= Request =
In the records that follow, show each line where the word "número" is present.

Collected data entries
■ ■ ■

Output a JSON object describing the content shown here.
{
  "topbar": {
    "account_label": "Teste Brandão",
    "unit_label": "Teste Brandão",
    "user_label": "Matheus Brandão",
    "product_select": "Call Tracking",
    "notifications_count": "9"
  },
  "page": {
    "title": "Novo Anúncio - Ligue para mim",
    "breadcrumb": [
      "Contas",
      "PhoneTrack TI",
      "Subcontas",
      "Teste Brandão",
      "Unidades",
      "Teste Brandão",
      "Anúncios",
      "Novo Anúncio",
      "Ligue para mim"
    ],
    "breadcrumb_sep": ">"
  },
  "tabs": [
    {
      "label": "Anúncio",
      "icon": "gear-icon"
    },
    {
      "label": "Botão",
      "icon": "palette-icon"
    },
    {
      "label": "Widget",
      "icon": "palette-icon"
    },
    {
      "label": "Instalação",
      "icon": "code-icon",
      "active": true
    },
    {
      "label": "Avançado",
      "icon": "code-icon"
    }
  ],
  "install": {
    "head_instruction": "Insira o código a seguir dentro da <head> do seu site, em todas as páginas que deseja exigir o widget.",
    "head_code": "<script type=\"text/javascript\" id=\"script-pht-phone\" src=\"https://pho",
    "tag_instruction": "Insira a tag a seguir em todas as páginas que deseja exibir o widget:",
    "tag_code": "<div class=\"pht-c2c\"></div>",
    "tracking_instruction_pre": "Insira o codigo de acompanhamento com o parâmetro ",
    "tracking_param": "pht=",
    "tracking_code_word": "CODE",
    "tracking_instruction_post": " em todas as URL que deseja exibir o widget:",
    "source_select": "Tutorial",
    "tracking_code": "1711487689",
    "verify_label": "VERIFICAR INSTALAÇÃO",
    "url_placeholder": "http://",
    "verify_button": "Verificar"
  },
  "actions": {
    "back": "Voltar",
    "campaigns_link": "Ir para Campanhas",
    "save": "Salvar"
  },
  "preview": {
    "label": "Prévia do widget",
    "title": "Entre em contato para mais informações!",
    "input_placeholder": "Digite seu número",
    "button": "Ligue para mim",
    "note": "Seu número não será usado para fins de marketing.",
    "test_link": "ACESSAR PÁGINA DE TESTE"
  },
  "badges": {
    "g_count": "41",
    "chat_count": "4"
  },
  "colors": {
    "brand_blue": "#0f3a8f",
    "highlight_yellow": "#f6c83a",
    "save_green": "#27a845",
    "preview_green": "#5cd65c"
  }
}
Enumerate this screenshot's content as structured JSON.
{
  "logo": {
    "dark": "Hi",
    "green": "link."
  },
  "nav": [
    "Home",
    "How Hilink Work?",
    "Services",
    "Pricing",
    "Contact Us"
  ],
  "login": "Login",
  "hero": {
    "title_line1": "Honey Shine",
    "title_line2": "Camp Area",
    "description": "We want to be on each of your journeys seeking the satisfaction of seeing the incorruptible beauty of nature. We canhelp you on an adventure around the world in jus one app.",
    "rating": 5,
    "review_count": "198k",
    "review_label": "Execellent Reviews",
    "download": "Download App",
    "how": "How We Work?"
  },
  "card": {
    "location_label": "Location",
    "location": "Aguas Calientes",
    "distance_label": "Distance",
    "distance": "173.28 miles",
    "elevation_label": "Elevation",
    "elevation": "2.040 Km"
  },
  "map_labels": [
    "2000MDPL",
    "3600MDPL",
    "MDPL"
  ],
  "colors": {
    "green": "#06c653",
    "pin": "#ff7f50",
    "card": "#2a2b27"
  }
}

■ ■ ■

= Task result =
    "input_placeholder": "Digite seu número",
    "note": "Seu número não será usado para fins de marketing.",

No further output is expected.